Short exercise: Give back exactly the lines from the one holding "Transcribe the text in this document." to the bottom of the material, both included, and nothing more. No pictures.
* Start Materials provided *
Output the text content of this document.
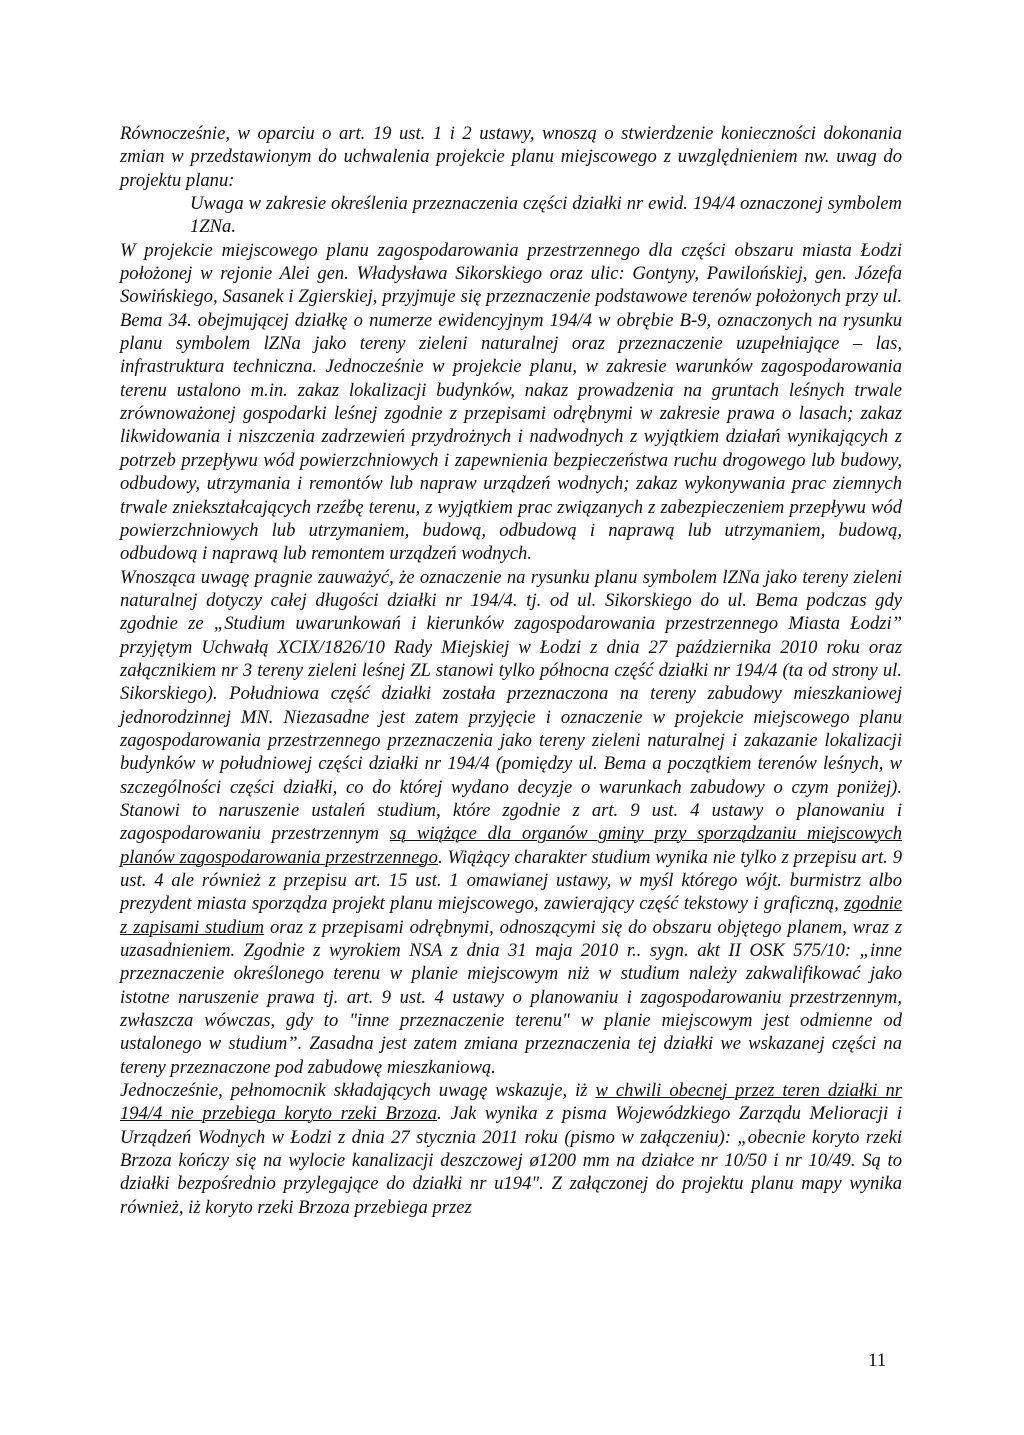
Równocześnie, w oparciu o art. 19 ust. 1 i 2 ustawy, wnoszą o stwierdzenie konieczności dokonania zmian w przedstawionym do uchwalenia projekcie planu miejscowego z uwzględnieniem nw. uwag do projektu planu:

Uwaga w zakresie określenia przeznaczenia części działki nr ewid. 194/4 oznaczonej symbolem 1ZNa.

W projekcie miejscowego planu zagospodarowania przestrzennego dla części obszaru miasta Łodzi położonej w rejonie Alei gen. Władysława Sikorskiego oraz ulic: Gontyny, Pawilońskiej, gen. Józefa Sowińskiego, Sasanek i Zgierskiej, przyjmuje się przeznaczenie podstawowe terenów położonych przy ul. Bema 34. obejmującej działkę o numerze ewidencyjnym 194/4 w obrębie B-9, oznaczonych na rysunku planu symbolem lZNa jako tereny zieleni naturalnej oraz przeznaczenie uzupełniające – las, infrastruktura techniczna. Jednocześnie w projekcie planu, w zakresie warunków zagospodarowania terenu ustalono m.in. zakaz lokalizacji budynków, nakaz prowadzenia na gruntach leśnych trwale zrównoważonej gospodarki leśnej zgodnie z przepisami odrębnymi w zakresie prawa o lasach; zakaz likwidowania i niszczenia zadrzewień przydrożnych i nadwodnych z wyjątkiem działań wynikających z potrzeb przepływu wód powierzchniowych i zapewnienia bezpieczeństwa ruchu drogowego lub budowy, odbudowy, utrzymania i remontów lub napraw urządzeń wodnych; zakaz wykonywania prac ziemnych trwale zniekształcających rzeźbę terenu, z wyjątkiem prac związanych z zabezpieczeniem przepływu wód powierzchniowych lub utrzymaniem, budową, odbudową i naprawą lub utrzymaniem, budową, odbudową i naprawą lub remontem urządzeń wodnych.

Wnosząca uwagę pragnie zauważyć, że oznaczenie na rysunku planu symbolem lZNa jako tereny zieleni naturalnej dotyczy całej długości działki nr 194/4. tj. od ul. Sikorskiego do ul. Bema podczas gdy zgodnie ze „Studium uwarunkowań i kierunków zagospodarowania przestrzennego Miasta Łodzi” przyjętym Uchwałą XCIX/1826/10 Rady Miejskiej w Łodzi z dnia 27 października 2010 roku oraz załącznikiem nr 3 tereny zieleni leśnej ZL stanowi tylko północna część działki nr 194/4 (ta od strony ul. Sikorskiego). Południowa część działki została przeznaczona na tereny zabudowy mieszkaniowej jednorodzinnej MN. Niezasadne jest zatem przyjęcie i oznaczenie w projekcie miejscowego planu zagospodarowania przestrzennego przeznaczenia jako tereny zieleni naturalnej i zakazanie lokalizacji budynków w południowej części działki nr 194/4 (pomiędzy ul. Bema a początkiem terenów leśnych, w szczególności części działki, co do której wydano decyzje o warunkach zabudowy o czym poniżej). Stanowi to naruszenie ustaleń studium, które zgodnie z art. 9 ust. 4 ustawy o planowaniu i zagospodarowaniu przestrzennym są wiążące dla organów gminy przy sporządzaniu miejscowych planów zagospodarowania przestrzennego. Wiążący charakter studium wynika nie tylko z przepisu art. 9 ust. 4 ale również z przepisu art. 15 ust. 1 omawianej ustawy, w myśl którego wójt. burmistrz albo prezydent miasta sporządza projekt planu miejscowego, zawierający część tekstowy i graficzną, zgodnie z zapisami studium oraz z przepisami odrębnymi, odnoszącymi się do obszaru objętego planem, wraz z uzasadnieniem. Zgodnie z wyrokiem NSA z dnia 31 maja 2010 r.. sygn. akt II OSK 575/10: „inne przeznaczenie określonego terenu w planie miejscowym niż w studium należy zakwalifikować jako istotne naruszenie prawa tj. art. 9 ust. 4 ustawy o planowaniu i zagospodarowaniu przestrzennym, zwłaszcza wówczas, gdy to "inne przeznaczenie terenu" w planie miejscowym jest odmienne od ustalonego w studium”. Zasadna jest zatem zmiana przeznaczenia tej działki we wskazanej części na tereny przeznaczone pod zabudowę mieszkaniową.

Jednocześnie, pełnomocnik składających uwagę wskazuje, iż w chwili obecnej przez teren działki nr 194/4 nie przebiega koryto rzeki Brzoza. Jak wynika z pisma Wojewódzkiego Zarządu Melioracji i Urządzeń Wodnych w Łodzi z dnia 27 stycznia 2011 roku (pismo w załączeniu): „obecnie koryto rzeki Brzoza kończy się na wylocie kanalizacji deszczowej ø1200 mm na działce nr 10/50 i nr 10/49. Są to działki bezpośrednio przylegające do działki nr u194". Z załączonej do projektu planu mapy wynika również, iż koryto rzeki Brzoza przebiega przez

11
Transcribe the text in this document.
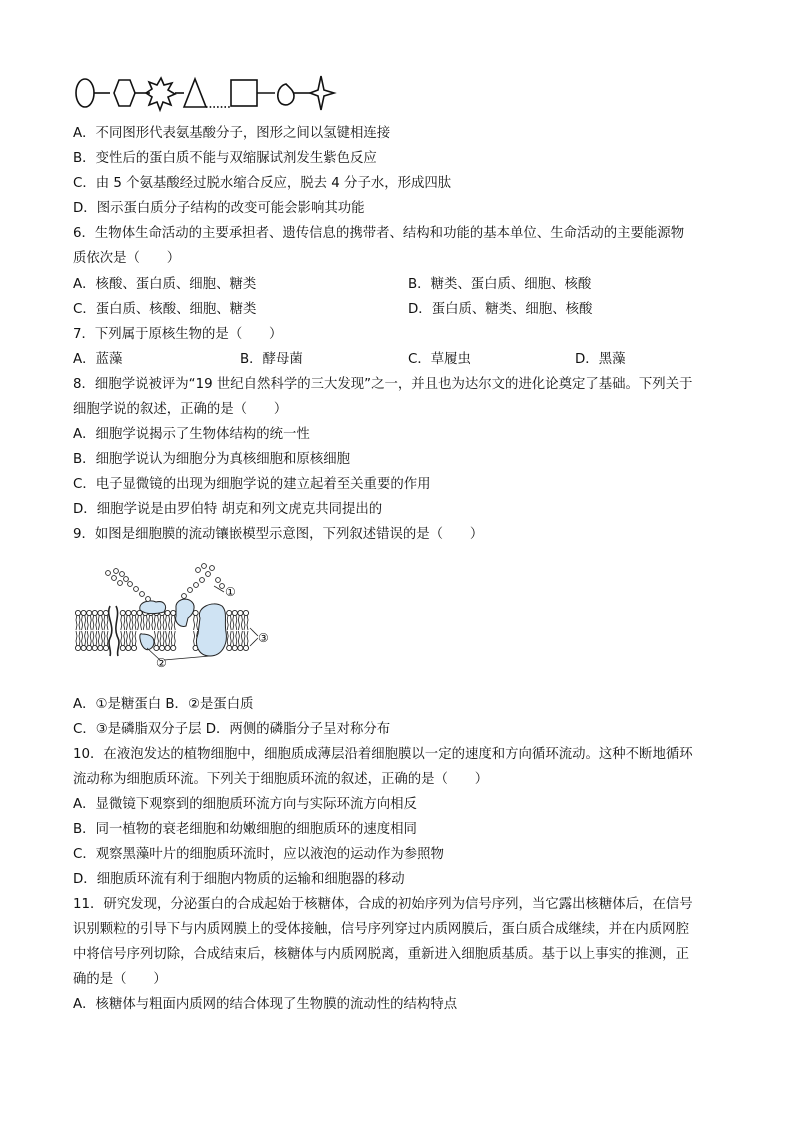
A．不同图形代表氨基酸分子，图形之间以氢键相连接
B．变性后的蛋白质不能与双缩脲试剂发生紫色反应
C．由 5 个氨基酸经过脱水缩合反应，脱去 4 分子水，形成四肽
D．图示蛋白质分子结构的改变可能会影响其功能
6．生物体生命活动的主要承担者、遗传信息的携带者、结构和功能的基本单位、生命活动的主要能源物
质依次是（　　）
A．核酸、蛋白质、细胞、糖类	B．糖类、蛋白质、细胞、核酸
C．蛋白质、核酸、细胞、糖类	D．蛋白质、糖类、细胞、核酸
7．下列属于原核生物的是（　　）
A．蓝藻	B．酵母菌	C．草履虫	D．黑藻
8．细胞学说被评为“19 世纪自然科学的三大发现”之一，并且也为达尔文的进化论奠定了基础。下列关于
细胞学说的叙述，正确的是（　　）
A．细胞学说揭示了生物体结构的统一性
B．细胞学说认为细胞分为真核细胞和原核细胞
C．电子显微镜的出现为细胞学说的建立起着至关重要的作用
D．细胞学说是由罗伯特 胡克和列文虎克共同提出的
9．如图是细胞膜的流动镶嵌模型示意图，下列叙述错误的是（　　）
①
②
③
A．①是糖蛋白 B．②是蛋白质
C．③是磷脂双分子层 D．两侧的磷脂分子呈对称分布
10．在液泡发达的植物细胞中，细胞质成薄层沿着细胞膜以一定的速度和方向循环流动。这种不断地循环
流动称为细胞质环流。下列关于细胞质环流的叙述，正确的是（　　）
A．显微镜下观察到的细胞质环流方向与实际环流方向相反
B．同一植物的衰老细胞和幼嫩细胞的细胞质环的速度相同
C．观察黑藻叶片的细胞质环流时，应以液泡的运动作为参照物
D．细胞质环流有利于细胞内物质的运输和细胞器的移动
11．研究发现，分泌蛋白的合成起始于核糖体，合成的初始序列为信号序列，当它露出核糖体后，在信号
识别颗粒的引导下与内质网膜上的受体接触，信号序列穿过内质网膜后，蛋白质合成继续，并在内质网腔
中将信号序列切除，合成结束后，核糖体与内质网脱离，重新进入细胞质基质。基于以上事实的推测，正
确的是（　　）
A．核糖体与粗面内质网的结合体现了生物膜的流动性的结构特点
* End Materials provided *
Solution:
Transcribe the text in this document.
A．不同图形代表氨基酸分子，图形之间以氢键相连接
B．变性后的蛋白质不能与双缩脲试剂发生紫色反应
C．由 5 个氨基酸经过脱水缩合反应，脱去 4 分子水，形成四肽
D．图示蛋白质分子结构的改变可能会影响其功能
6．生物体生命活动的主要承担者、遗传信息的携带者、结构和功能的基本单位、生命活动的主要能源物
质依次是（　　）
A．核酸、蛋白质、细胞、糖类	B．糖类、蛋白质、细胞、核酸
C．蛋白质、核酸、细胞、糖类	D．蛋白质、糖类、细胞、核酸
7．下列属于原核生物的是（　　）
A．蓝藻	B．酵母菌	C．草履虫	D．黑藻
8．细胞学说被评为“19 世纪自然科学的三大发现”之一，并且也为达尔文的进化论奠定了基础。下列关于
细胞学说的叙述，正确的是（　　）
A．细胞学说揭示了生物体结构的统一性
B．细胞学说认为细胞分为真核细胞和原核细胞
C．电子显微镜的出现为细胞学说的建立起着至关重要的作用
D．细胞学说是由罗伯特 胡克和列文虎克共同提出的
9．如图是细胞膜的流动镶嵌模型示意图，下列叙述错误的是（　　）
①
②
③
A．①是糖蛋白 B．②是蛋白质
C．③是磷脂双分子层 D．两侧的磷脂分子呈对称分布
10．在液泡发达的植物细胞中，细胞质成薄层沿着细胞膜以一定的速度和方向循环流动。这种不断地循环
流动称为细胞质环流。下列关于细胞质环流的叙述，正确的是（　　）
A．显微镜下观察到的细胞质环流方向与实际环流方向相反
B．同一植物的衰老细胞和幼嫩细胞的细胞质环的速度相同
C．观察黑藻叶片的细胞质环流时，应以液泡的运动作为参照物
D．细胞质环流有利于细胞内物质的运输和细胞器的移动
11．研究发现，分泌蛋白的合成起始于核糖体，合成的初始序列为信号序列，当它露出核糖体后，在信号
识别颗粒的引导下与内质网膜上的受体接触，信号序列穿过内质网膜后，蛋白质合成继续，并在内质网腔
中将信号序列切除，合成结束后，核糖体与内质网脱离，重新进入细胞质基质。基于以上事实的推测，正
确的是（　　）
A．核糖体与粗面内质网的结合体现了生物膜的流动性的结构特点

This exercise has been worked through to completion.